Make an exact copy of all the material below, apart from the pictures.

**TASK INPUTS:**
○ ○ ○ ○

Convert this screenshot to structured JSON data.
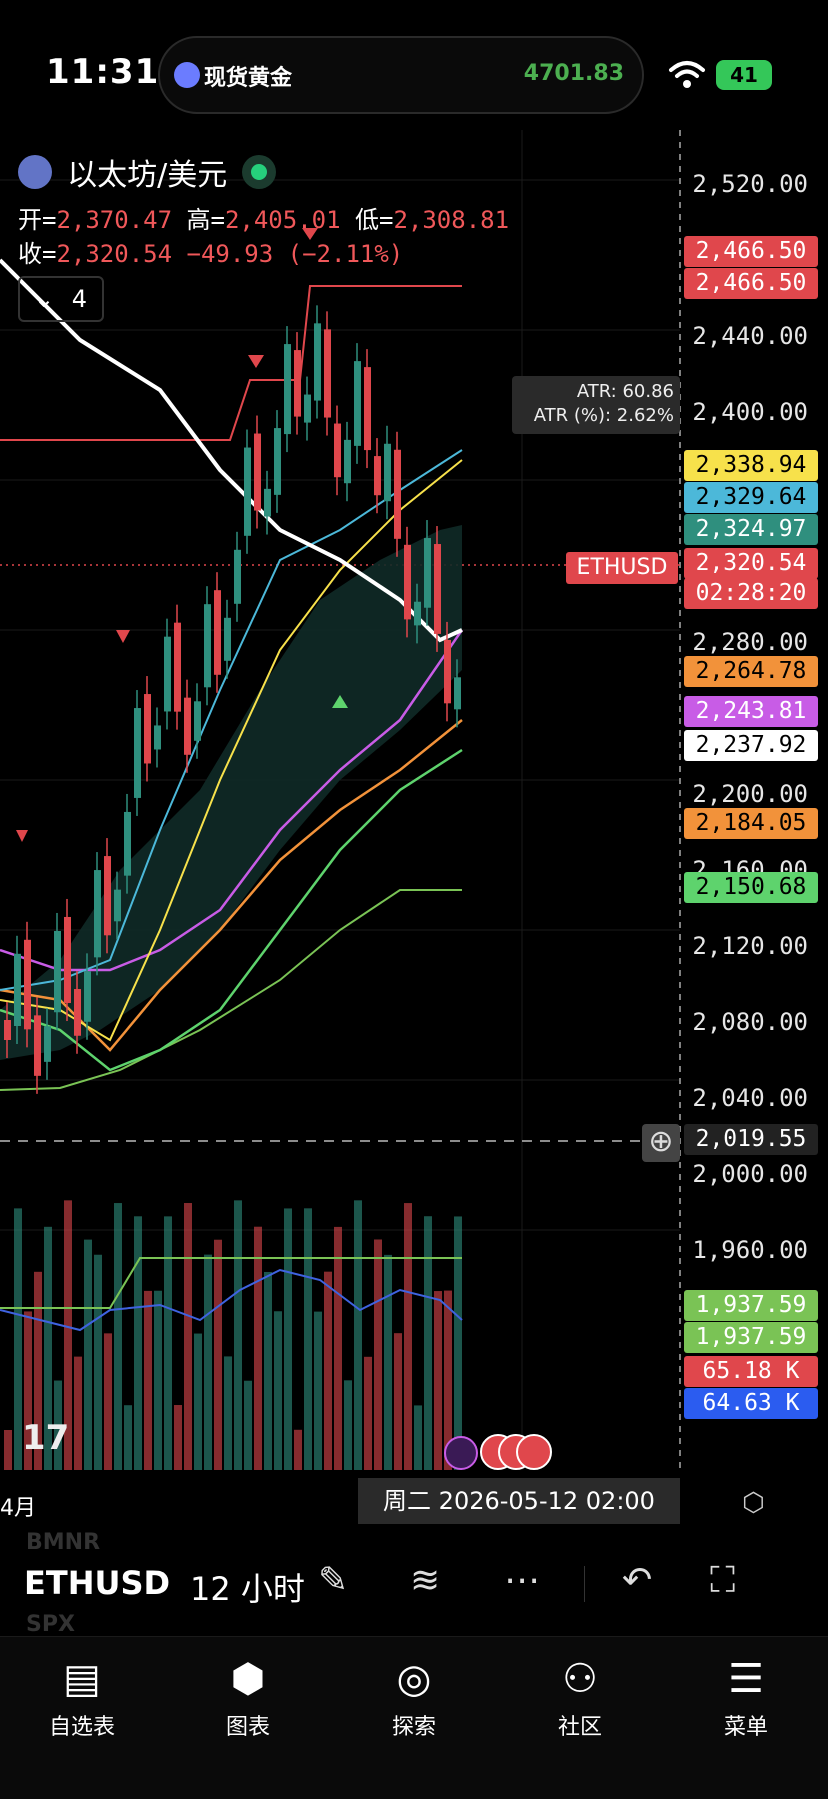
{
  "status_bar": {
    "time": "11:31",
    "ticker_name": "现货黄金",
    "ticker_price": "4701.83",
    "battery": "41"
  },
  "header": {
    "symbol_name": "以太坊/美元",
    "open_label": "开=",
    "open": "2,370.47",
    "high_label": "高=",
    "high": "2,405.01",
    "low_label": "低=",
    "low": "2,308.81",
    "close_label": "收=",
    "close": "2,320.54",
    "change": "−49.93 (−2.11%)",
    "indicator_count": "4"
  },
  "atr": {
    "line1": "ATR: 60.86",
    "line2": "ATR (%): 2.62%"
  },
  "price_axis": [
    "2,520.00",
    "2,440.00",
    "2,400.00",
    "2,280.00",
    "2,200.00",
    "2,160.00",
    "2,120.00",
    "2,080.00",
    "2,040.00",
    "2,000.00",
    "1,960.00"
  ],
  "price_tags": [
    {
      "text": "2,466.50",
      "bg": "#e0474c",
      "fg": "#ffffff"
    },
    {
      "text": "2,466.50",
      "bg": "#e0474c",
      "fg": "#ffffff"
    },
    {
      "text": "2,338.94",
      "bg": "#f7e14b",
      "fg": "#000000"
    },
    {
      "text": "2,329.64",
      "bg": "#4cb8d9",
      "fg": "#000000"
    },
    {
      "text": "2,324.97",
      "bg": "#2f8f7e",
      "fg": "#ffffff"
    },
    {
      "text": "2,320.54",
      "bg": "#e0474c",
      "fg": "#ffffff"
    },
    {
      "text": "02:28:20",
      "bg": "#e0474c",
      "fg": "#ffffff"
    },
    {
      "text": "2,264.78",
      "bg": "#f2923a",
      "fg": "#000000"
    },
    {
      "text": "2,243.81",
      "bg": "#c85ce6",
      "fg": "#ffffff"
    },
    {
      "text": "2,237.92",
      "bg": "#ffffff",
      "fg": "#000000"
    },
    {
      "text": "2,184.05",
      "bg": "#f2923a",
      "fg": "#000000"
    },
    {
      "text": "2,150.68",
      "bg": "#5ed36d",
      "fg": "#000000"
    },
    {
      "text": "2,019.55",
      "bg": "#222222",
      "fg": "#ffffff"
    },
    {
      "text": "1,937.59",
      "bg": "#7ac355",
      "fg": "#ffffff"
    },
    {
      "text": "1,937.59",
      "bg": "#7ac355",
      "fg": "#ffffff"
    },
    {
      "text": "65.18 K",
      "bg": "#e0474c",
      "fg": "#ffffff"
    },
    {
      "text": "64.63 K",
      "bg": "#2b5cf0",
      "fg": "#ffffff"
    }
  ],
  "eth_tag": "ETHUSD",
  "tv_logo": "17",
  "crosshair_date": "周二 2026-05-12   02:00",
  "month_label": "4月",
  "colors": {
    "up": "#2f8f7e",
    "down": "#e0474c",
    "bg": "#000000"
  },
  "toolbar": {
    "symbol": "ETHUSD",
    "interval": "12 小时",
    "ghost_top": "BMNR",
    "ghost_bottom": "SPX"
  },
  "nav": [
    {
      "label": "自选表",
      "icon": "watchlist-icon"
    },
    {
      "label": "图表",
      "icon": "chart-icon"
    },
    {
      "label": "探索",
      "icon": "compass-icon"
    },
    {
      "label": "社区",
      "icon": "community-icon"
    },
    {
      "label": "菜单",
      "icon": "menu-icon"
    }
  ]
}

○ ○ ○ ○

**ANSWER BELOW:**
Convert this screenshot to structured JSON data.
{
  "status_bar": {
    "time": "11:31",
    "ticker_name": "现货黄金",
    "ticker_price": "4701.83",
    "battery": "41"
  },
  "header": {
    "symbol_name": "以太坊/美元",
    "open_label": "开=",
    "open": "2,370.47",
    "high_label": "高=",
    "high": "2,405.01",
    "low_label": "低=",
    "low": "2,308.81",
    "close_label": "收=",
    "close": "2,320.54",
    "change": "−49.93 (−2.11%)",
    "indicator_count": "4"
  },
  "atr": {
    "line1": "ATR: 60.86",
    "line2": "ATR (%): 2.62%"
  },
  "price_axis": [
    "2,520.00",
    "2,440.00",
    "2,400.00",
    "2,280.00",
    "2,200.00",
    "2,160.00",
    "2,120.00",
    "2,080.00",
    "2,040.00",
    "2,000.00",
    "1,960.00"
  ],
  "price_tags": [
    {
      "text": "2,466.50",
      "bg": "#e0474c",
      "fg": "#ffffff"
    },
    {
      "text": "2,466.50",
      "bg": "#e0474c",
      "fg": "#ffffff"
    },
    {
      "text": "2,338.94",
      "bg": "#f7e14b",
      "fg": "#000000"
    },
    {
      "text": "2,329.64",
      "bg": "#4cb8d9",
      "fg": "#000000"
    },
    {
      "text": "2,324.97",
      "bg": "#2f8f7e",
      "fg": "#ffffff"
    },
    {
      "text": "2,320.54",
      "bg": "#e0474c",
      "fg": "#ffffff"
    },
    {
      "text": "02:28:20",
      "bg": "#e0474c",
      "fg": "#ffffff"
    },
    {
      "text": "2,264.78",
      "bg": "#f2923a",
      "fg": "#000000"
    },
    {
      "text": "2,243.81",
      "bg": "#c85ce6",
      "fg": "#ffffff"
    },
    {
      "text": "2,237.92",
      "bg": "#ffffff",
      "fg": "#000000"
    },
    {
      "text": "2,184.05",
      "bg": "#f2923a",
      "fg": "#000000"
    },
    {
      "text": "2,150.68",
      "bg": "#5ed36d",
      "fg": "#000000"
    },
    {
      "text": "2,019.55",
      "bg": "#222222",
      "fg": "#ffffff"
    },
    {
      "text": "1,937.59",
      "bg": "#7ac355",
      "fg": "#ffffff"
    },
    {
      "text": "1,937.59",
      "bg": "#7ac355",
      "fg": "#ffffff"
    },
    {
      "text": "65.18 K",
      "bg": "#e0474c",
      "fg": "#ffffff"
    },
    {
      "text": "64.63 K",
      "bg": "#2b5cf0",
      "fg": "#ffffff"
    }
  ],
  "eth_tag": "ETHUSD",
  "tv_logo": "17",
  "crosshair_date": "周二 2026-05-12   02:00",
  "month_label": "4月",
  "colors": {
    "up": "#2f8f7e",
    "down": "#e0474c",
    "bg": "#000000"
  },
  "toolbar": {
    "symbol": "ETHUSD",
    "interval": "12 小时",
    "ghost_top": "BMNR",
    "ghost_bottom": "SPX"
  },
  "nav": [
    {
      "label": "自选表",
      "icon": "watchlist-icon"
    },
    {
      "label": "图表",
      "icon": "chart-icon"
    },
    {
      "label": "探索",
      "icon": "compass-icon"
    },
    {
      "label": "社区",
      "icon": "community-icon"
    },
    {
      "label": "菜单",
      "icon": "menu-icon"
    }
  ]
}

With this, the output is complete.